### Dataset records
»»

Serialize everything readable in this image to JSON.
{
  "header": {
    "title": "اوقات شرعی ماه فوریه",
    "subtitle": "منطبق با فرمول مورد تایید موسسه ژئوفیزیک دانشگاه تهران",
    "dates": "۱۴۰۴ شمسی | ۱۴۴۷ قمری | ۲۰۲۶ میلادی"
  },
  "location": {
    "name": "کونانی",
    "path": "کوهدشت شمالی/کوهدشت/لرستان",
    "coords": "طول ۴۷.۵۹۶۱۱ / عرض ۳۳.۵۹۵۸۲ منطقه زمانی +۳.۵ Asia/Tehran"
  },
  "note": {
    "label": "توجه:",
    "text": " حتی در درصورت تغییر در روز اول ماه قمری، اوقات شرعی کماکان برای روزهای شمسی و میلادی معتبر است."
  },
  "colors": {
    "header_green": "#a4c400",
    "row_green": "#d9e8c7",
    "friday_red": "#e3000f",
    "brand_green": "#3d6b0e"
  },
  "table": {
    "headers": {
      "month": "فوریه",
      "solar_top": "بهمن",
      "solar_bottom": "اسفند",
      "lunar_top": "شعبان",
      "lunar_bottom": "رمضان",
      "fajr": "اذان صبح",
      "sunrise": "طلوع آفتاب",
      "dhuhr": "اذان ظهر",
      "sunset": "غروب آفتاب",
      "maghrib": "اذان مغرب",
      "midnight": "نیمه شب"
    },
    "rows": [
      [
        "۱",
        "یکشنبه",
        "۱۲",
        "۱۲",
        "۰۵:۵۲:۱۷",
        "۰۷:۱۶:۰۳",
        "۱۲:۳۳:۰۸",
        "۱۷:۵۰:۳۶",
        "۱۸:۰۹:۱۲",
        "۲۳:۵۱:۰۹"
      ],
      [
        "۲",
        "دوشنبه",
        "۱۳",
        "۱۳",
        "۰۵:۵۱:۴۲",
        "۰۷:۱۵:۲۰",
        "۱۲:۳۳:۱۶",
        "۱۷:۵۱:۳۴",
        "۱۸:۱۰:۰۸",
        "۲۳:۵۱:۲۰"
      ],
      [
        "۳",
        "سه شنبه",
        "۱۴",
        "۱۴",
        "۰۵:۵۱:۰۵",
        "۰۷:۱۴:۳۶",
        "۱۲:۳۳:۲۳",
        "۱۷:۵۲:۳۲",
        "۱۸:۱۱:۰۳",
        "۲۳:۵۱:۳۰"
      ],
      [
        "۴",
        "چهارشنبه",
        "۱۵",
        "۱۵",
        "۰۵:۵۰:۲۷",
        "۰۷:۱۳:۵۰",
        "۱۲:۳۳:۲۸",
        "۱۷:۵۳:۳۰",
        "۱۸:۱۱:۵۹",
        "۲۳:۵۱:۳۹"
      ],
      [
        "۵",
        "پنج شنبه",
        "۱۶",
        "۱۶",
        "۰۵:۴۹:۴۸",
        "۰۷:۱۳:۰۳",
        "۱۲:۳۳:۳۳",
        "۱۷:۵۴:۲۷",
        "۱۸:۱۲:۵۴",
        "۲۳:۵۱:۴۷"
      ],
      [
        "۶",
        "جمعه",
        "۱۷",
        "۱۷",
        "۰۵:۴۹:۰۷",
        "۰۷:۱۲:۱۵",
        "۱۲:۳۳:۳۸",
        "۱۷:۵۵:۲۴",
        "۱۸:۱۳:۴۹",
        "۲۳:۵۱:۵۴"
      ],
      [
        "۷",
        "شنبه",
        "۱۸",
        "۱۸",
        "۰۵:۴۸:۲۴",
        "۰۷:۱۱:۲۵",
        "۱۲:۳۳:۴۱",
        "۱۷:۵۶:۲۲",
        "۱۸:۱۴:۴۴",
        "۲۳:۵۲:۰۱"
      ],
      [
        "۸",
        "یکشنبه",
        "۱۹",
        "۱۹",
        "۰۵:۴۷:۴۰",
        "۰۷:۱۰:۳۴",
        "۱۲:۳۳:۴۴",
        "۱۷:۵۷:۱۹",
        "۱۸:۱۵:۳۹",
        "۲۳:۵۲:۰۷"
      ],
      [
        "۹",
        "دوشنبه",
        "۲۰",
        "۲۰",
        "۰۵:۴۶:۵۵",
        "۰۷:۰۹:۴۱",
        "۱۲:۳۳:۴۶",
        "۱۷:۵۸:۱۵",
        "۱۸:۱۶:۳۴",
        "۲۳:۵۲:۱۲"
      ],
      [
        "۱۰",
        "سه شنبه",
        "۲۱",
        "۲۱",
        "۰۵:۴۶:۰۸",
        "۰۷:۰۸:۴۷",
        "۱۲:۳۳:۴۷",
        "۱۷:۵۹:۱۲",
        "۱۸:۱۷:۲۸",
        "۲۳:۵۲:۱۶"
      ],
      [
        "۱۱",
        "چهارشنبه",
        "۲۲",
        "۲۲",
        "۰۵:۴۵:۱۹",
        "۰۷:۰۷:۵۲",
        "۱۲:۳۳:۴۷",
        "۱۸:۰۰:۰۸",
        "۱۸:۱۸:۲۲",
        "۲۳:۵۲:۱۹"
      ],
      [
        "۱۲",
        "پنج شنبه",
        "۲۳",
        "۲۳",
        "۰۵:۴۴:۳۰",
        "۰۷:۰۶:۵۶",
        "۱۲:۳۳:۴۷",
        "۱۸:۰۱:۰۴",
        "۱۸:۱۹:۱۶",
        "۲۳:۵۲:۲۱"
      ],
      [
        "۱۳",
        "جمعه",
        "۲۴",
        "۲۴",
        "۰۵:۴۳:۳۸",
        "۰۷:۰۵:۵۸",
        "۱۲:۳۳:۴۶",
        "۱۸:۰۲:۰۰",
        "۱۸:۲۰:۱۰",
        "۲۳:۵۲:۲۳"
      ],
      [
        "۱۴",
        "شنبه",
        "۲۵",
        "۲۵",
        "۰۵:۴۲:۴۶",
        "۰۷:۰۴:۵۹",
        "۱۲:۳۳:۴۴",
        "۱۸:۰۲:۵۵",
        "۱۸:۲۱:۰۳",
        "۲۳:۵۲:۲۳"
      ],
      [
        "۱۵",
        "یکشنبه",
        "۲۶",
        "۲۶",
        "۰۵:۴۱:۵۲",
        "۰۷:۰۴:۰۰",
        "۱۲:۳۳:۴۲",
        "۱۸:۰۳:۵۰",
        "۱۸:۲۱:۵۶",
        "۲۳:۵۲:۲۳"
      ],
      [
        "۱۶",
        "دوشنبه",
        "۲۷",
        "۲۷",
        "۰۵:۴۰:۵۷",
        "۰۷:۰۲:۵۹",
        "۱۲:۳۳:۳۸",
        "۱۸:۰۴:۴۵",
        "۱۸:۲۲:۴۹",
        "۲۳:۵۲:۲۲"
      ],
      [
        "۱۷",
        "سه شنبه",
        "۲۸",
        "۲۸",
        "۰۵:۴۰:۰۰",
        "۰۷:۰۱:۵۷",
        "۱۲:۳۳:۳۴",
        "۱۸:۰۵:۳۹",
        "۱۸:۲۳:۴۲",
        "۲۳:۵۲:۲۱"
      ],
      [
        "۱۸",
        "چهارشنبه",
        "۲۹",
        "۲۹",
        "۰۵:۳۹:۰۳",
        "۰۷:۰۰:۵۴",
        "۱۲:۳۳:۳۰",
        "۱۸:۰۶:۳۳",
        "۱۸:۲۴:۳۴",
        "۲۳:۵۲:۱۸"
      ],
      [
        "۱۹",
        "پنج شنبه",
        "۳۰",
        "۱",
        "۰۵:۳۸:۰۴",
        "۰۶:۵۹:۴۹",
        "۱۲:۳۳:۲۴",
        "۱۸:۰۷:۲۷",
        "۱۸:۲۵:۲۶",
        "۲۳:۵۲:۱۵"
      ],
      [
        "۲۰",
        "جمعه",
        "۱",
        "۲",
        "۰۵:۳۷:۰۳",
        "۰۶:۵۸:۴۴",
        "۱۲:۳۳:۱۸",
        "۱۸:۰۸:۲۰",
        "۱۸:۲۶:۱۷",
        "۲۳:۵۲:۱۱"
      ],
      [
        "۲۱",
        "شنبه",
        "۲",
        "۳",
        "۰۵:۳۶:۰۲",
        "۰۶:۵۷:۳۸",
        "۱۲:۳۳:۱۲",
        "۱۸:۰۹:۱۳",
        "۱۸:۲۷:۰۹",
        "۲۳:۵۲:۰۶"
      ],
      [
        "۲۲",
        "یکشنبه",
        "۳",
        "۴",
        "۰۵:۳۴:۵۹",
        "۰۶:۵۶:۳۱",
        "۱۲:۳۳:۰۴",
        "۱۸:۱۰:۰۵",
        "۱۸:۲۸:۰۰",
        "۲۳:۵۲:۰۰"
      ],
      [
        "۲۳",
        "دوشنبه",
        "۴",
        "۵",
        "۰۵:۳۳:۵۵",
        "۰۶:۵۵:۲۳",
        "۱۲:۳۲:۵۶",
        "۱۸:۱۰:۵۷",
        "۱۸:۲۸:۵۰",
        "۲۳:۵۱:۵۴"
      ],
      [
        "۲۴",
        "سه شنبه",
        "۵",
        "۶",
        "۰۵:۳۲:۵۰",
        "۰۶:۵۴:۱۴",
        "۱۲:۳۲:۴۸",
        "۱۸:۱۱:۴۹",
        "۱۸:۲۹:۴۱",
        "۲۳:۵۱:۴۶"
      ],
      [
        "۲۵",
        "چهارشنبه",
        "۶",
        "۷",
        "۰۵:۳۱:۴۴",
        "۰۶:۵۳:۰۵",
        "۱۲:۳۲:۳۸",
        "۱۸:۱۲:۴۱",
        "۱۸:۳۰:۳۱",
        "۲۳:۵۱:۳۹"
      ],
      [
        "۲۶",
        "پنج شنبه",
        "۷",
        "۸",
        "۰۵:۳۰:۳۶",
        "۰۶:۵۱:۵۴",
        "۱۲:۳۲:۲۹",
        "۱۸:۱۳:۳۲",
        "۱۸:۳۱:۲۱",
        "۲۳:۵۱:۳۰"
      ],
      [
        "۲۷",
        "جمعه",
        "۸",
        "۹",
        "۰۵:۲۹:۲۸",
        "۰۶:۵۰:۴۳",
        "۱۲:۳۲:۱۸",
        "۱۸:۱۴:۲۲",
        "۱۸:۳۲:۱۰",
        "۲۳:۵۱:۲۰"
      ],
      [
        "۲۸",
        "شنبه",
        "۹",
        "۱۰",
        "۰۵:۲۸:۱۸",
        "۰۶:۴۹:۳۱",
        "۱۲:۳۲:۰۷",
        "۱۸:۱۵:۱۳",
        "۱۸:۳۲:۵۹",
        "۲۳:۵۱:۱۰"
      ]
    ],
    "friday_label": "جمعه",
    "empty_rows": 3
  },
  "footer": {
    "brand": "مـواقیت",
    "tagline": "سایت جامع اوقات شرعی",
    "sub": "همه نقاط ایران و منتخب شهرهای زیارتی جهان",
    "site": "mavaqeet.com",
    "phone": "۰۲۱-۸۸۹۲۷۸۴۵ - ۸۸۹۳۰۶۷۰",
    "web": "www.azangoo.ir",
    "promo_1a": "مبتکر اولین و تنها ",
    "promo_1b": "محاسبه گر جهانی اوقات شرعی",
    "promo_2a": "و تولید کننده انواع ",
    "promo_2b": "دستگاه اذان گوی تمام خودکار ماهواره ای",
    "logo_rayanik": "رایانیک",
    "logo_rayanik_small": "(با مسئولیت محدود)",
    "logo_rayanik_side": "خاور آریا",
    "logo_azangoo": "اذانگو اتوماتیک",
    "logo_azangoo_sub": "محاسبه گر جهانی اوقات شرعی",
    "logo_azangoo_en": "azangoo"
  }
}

««

### Problem details
Scan the data above; copy every line where "قمری" appears.

### Reply
    "dates": "۱۴۰۴ شمسی | ۱۴۴۷ قمری | ۲۰۲۶ میلادی"
    "text": " حتی در درصورت تغییر در روز اول ماه قمری، اوقات شرعی کماکان برای روزهای شمسی و میلادی معتبر است."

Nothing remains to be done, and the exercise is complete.